| Exercise |
Scan the data. Collect each line that contains the word "text".

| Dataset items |
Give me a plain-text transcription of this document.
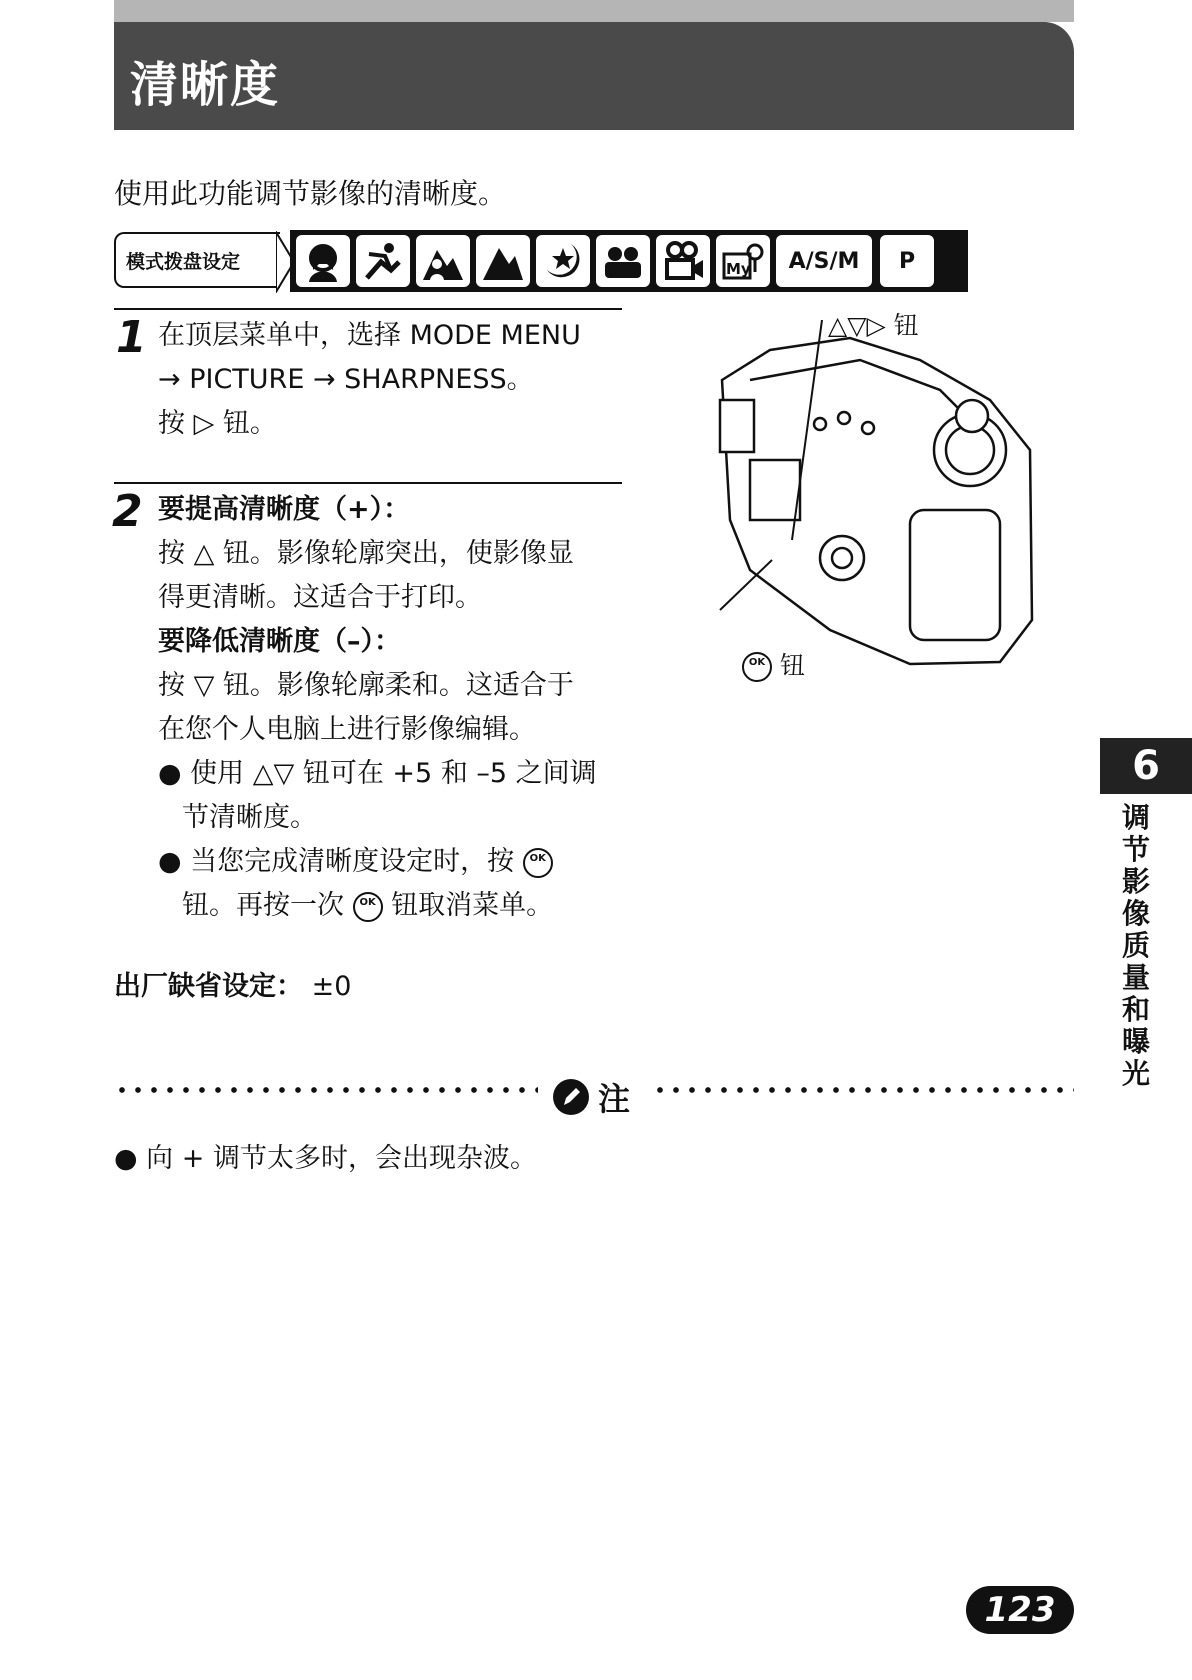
清晰度
使用此功能调节影像的清晰度。
模式拨盘设定	My	A/S/M	P
1 在顶层菜单中，选择 MODE MENU
→ PICTURE → SHARPNESS。
按 ▷ 钮。
2 要提高清晰度（+）：
按 △ 钮。影像轮廓突出，使影像显
得更清晰。这适合于打印。
要降低清晰度（–）：
按 ▽ 钮。影像轮廓柔和。这适合于
在您个人电脑上进行影像编辑。
● 使用 △▽ 钮可在 +5 和 –5 之间调
节清晰度。
● 当您完成清晰度设定时，按 OK
钮。再按一次 OK 钮取消菜单。
△▽▷ 钮
OK 钮
出厂缺省设定： ±0
注
● 向 + 调节太多时，会出现杂波。
6
调节影像质量和曝光
123
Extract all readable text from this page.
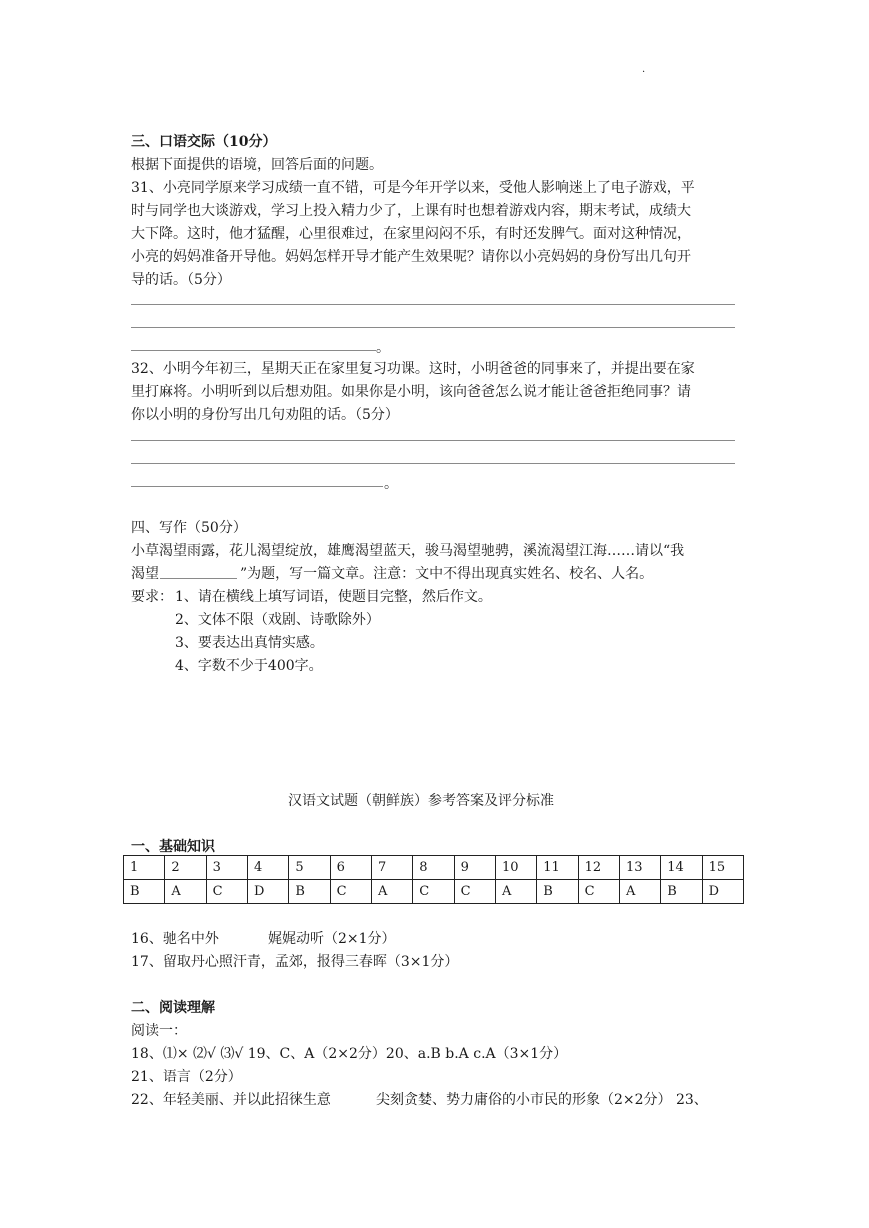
.
三、口语交际（10分）
根据下面提供的语境，回答后面的问题。
31、小亮同学原来学习成绩一直不错，可是今年开学以来，受他人影响迷上了电子游戏，平
时与同学也大谈游戏，学习上投入精力少了，上课有时也想着游戏内容，期末考试，成绩大
大下降。这时，他才猛醒，心里很难过，在家里闷闷不乐，有时还发脾气。面对这种情况，
小亮的妈妈准备开导他。妈妈怎样开导才能产生效果呢？请你以小亮妈妈的身份写出几句开
导的话。（5分）
。
32、小明今年初三，星期天正在家里复习功课。这时，小明爸爸的同事来了，并提出要在家
里打麻将。小明听到以后想劝阻。如果你是小明，该向爸爸怎么说才能让爸爸拒绝同事？请
你以小明的身份写出几句劝阻的话。（5分）
。
四、写作（50分）
小草渴望雨露，花儿渴望绽放，雄鹰渴望蓝天，骏马渴望驰骋，溪流渴望江海……请以“我
渴望	”为题，写一篇文章。注意：文中不得出现真实姓名、校名、人名。
要求： 1、请在横线上填写词语，使题目完整，然后作文。
2、文体不限（戏剧、诗歌除外）
3、要表达出真情实感。
4、字数不少于400字。
汉语文试题（朝鲜族）参考答案及评分标准
一、基础知识
1	2	3	4	5	6	7	8	9	10	11	12	13	14	15
B	A	C	D	B	C	A	C	C	A	B	C	A	B	D
16、驰名中外	娓娓动听（2×1分）
17、留取丹心照汗青，孟郊，报得三春晖（3×1分）
二、阅读理解
阅读一：
18、⑴× ⑵√ ⑶√ 19、C、A（2×2分）20、a.B b.A c.A（3×1分）
21、语言（2分）
22、年轻美丽、并以此招徕生意	尖刻贪婪、势力庸俗的小市民的形象（2×2分） 23、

| Response to the exercise |
Give me a plain-text transcription of this document.
Extract all readable text from this page.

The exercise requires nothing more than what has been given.